>> BEGIN

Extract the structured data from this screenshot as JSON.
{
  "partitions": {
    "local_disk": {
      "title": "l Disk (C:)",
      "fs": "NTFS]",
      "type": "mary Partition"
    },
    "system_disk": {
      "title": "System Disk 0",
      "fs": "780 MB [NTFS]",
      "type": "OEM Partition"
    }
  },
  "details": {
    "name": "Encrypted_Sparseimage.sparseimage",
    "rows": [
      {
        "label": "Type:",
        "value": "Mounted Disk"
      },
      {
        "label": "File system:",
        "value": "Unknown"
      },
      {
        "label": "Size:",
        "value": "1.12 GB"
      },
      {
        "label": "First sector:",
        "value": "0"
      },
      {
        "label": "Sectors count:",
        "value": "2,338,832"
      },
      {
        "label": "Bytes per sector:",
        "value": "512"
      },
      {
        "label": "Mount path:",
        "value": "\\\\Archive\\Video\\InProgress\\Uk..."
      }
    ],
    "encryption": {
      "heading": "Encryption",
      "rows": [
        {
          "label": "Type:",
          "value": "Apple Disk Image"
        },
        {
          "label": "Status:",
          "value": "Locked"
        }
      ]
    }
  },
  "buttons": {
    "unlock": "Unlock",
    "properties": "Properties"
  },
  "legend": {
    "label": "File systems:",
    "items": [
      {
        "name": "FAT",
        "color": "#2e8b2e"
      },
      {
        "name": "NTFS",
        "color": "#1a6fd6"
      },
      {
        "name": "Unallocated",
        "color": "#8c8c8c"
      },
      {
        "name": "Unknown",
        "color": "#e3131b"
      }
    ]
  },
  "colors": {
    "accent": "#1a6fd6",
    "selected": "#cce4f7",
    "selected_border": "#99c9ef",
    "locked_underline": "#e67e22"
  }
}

>> END

→ Exercise: From the listing above, reproduce all the lines exactly.

→ Complete answer:
Extract the structured data from this screenshot as JSON.
{
  "partitions": {
    "local_disk": {
      "title": "l Disk (C:)",
      "fs": "NTFS]",
      "type": "mary Partition"
    },
    "system_disk": {
      "title": "System Disk 0",
      "fs": "780 MB [NTFS]",
      "type": "OEM Partition"
    }
  },
  "details": {
    "name": "Encrypted_Sparseimage.sparseimage",
    "rows": [
      {
        "label": "Type:",
        "value": "Mounted Disk"
      },
      {
        "label": "File system:",
        "value": "Unknown"
      },
      {
        "label": "Size:",
        "value": "1.12 GB"
      },
      {
        "label": "First sector:",
        "value": "0"
      },
      {
        "label": "Sectors count:",
        "value": "2,338,832"
      },
      {
        "label": "Bytes per sector:",
        "value": "512"
      },
      {
        "label": "Mount path:",
        "value": "\\\\Archive\\Video\\InProgress\\Uk..."
      }
    ],
    "encryption": {
      "heading": "Encryption",
      "rows": [
        {
          "label": "Type:",
          "value": "Apple Disk Image"
        },
        {
          "label": "Status:",
          "value": "Locked"
        }
      ]
    }
  },
  "buttons": {
    "unlock": "Unlock",
    "properties": "Properties"
  },
  "legend": {
    "label": "File systems:",
    "items": [
      {
        "name": "FAT",
        "color": "#2e8b2e"
      },
      {
        "name": "NTFS",
        "color": "#1a6fd6"
      },
      {
        "name": "Unallocated",
        "color": "#8c8c8c"
      },
      {
        "name": "Unknown",
        "color": "#e3131b"
      }
    ]
  },
  "colors": {
    "accent": "#1a6fd6",
    "selected": "#cce4f7",
    "selected_border": "#99c9ef",
    "locked_underline": "#e67e22"
  }
}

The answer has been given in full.